AIM OF THE TASK:
Each record must be reproduced exactly as it is shown.
-- START OF DATA FOR THIS TASK --
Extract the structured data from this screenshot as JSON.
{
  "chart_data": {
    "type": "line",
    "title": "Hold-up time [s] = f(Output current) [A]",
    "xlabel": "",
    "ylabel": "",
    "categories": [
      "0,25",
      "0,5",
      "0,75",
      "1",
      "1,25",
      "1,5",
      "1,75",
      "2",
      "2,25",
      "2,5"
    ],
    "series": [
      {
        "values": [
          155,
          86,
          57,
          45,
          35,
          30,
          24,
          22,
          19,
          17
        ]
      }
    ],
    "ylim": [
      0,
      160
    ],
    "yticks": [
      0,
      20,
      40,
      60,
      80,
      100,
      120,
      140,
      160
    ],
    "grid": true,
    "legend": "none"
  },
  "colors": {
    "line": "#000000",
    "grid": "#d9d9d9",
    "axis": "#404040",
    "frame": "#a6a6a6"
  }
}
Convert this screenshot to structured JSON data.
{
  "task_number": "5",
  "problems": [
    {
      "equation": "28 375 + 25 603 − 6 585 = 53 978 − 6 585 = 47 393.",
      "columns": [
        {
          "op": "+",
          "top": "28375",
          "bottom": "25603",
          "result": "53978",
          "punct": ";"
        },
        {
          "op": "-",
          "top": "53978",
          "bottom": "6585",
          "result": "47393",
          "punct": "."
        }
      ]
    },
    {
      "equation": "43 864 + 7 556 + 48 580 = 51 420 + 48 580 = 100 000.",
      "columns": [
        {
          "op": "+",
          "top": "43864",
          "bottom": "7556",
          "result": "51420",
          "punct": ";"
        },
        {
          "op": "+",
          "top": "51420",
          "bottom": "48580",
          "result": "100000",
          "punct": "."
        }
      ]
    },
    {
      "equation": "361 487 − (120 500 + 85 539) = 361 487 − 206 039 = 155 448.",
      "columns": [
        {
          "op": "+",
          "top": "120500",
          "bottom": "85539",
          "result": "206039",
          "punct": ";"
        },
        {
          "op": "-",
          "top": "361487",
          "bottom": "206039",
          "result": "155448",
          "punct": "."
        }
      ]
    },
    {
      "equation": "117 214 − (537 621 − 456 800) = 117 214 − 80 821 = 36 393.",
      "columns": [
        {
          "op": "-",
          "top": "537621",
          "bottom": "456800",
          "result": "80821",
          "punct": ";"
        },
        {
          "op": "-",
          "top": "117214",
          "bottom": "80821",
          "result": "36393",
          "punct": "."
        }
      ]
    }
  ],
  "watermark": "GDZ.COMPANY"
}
-- END OF DATA FOR THIS TASK --
ANSWER TO THIS EXERCISE:
Extract the structured data from this screenshot as JSON.
{
  "chart_data": {
    "type": "line",
    "title": "Hold-up time [s] = f(Output current) [A]",
    "xlabel": "",
    "ylabel": "",
    "categories": [
      "0,25",
      "0,5",
      "0,75",
      "1",
      "1,25",
      "1,5",
      "1,75",
      "2",
      "2,25",
      "2,5"
    ],
    "series": [
      {
        "values": [
          155,
          86,
          57,
          45,
          35,
          30,
          24,
          22,
          19,
          17
        ]
      }
    ],
    "ylim": [
      0,
      160
    ],
    "yticks": [
      0,
      20,
      40,
      60,
      80,
      100,
      120,
      140,
      160
    ],
    "grid": true,
    "legend": "none"
  },
  "colors": {
    "line": "#000000",
    "grid": "#d9d9d9",
    "axis": "#404040",
    "frame": "#a6a6a6"
  }
}
Convert this screenshot to structured JSON data.
{
  "task_number": "5",
  "problems": [
    {
      "equation": "28 375 + 25 603 − 6 585 = 53 978 − 6 585 = 47 393.",
      "columns": [
        {
          "op": "+",
          "top": "28375",
          "bottom": "25603",
          "result": "53978",
          "punct": ";"
        },
        {
          "op": "-",
          "top": "53978",
          "bottom": "6585",
          "result": "47393",
          "punct": "."
        }
      ]
    },
    {
      "equation": "43 864 + 7 556 + 48 580 = 51 420 + 48 580 = 100 000.",
      "columns": [
        {
          "op": "+",
          "top": "43864",
          "bottom": "7556",
          "result": "51420",
          "punct": ";"
        },
        {
          "op": "+",
          "top": "51420",
          "bottom": "48580",
          "result": "100000",
          "punct": "."
        }
      ]
    },
    {
      "equation": "361 487 − (120 500 + 85 539) = 361 487 − 206 039 = 155 448.",
      "columns": [
        {
          "op": "+",
          "top": "120500",
          "bottom": "85539",
          "result": "206039",
          "punct": ";"
        },
        {
          "op": "-",
          "top": "361487",
          "bottom": "206039",
          "result": "155448",
          "punct": "."
        }
      ]
    },
    {
      "equation": "117 214 − (537 621 − 456 800) = 117 214 − 80 821 = 36 393.",
      "columns": [
        {
          "op": "-",
          "top": "537621",
          "bottom": "456800",
          "result": "80821",
          "punct": ";"
        },
        {
          "op": "-",
          "top": "117214",
          "bottom": "80821",
          "result": "36393",
          "punct": "."
        }
      ]
    }
  ],
  "watermark": "GDZ.COMPANY"
}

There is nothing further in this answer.